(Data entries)

<<<<

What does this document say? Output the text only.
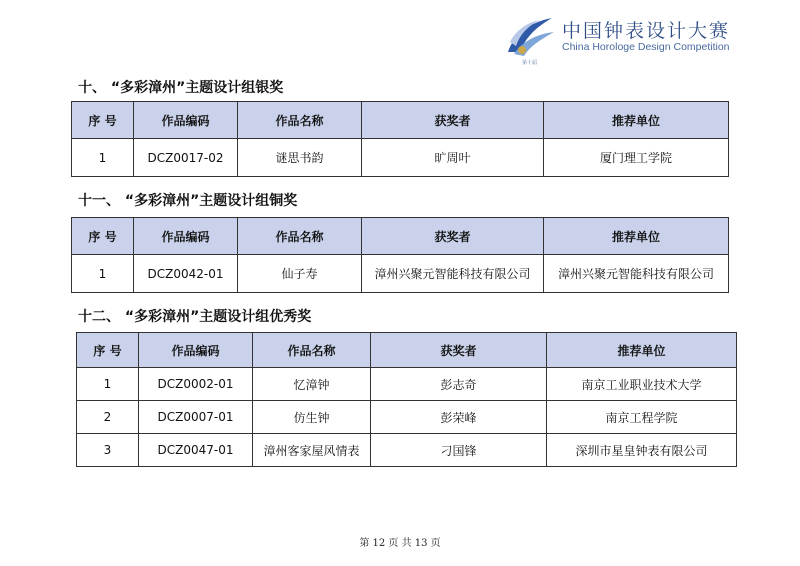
第十届
中国钟表设计大赛
China Horologe Design Competition
十、 “多彩漳州”主题设计组银奖
序 号	作品编码	作品名称	获奖者	推荐单位
1	DCZ0017-02	谜思书韵	旷周叶	厦门理工学院
十一、 “多彩漳州”主题设计组铜奖
序 号	作品编码	作品名称	获奖者	推荐单位
1	DCZ0042-01	仙子寿	漳州兴聚元智能科技有限公司	漳州兴聚元智能科技有限公司
十二、 “多彩漳州”主题设计组优秀奖
序 号	作品编码	作品名称	获奖者	推荐单位
1	DCZ0002-01	忆漳钟	彭志奇	南京工业职业技术大学
2	DCZ0007-01	仿生钟	彭荣峰	南京工程学院
3	DCZ0047-01	漳州客家屋风情表	刁国锋	深圳市星皇钟表有限公司
第 12 页 共 13 页
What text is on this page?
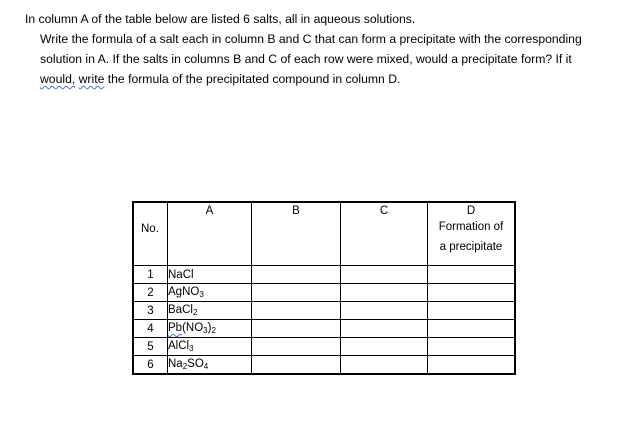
In column A of the table below are listed 6 salts, all in aqueous solutions.
Write the formula of a salt each in column B and C that can form a precipitate with the corresponding
solution in A. If the salts in columns B and C of each row were mixed, would a precipitate form? If it
would, write the formula of the precipitated compound in column D.
No.	A	B	C	D
Formation of
a precipitate

1	NaCl			
2	AgNO3			
3	BaCl2			
4	Pb(NO3)2			
5	AlCl3			
6	Na2SO4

>>>>

THE REQUEST: Give the count of lines that hold the word "each", with nothing added.

ANSWER: 2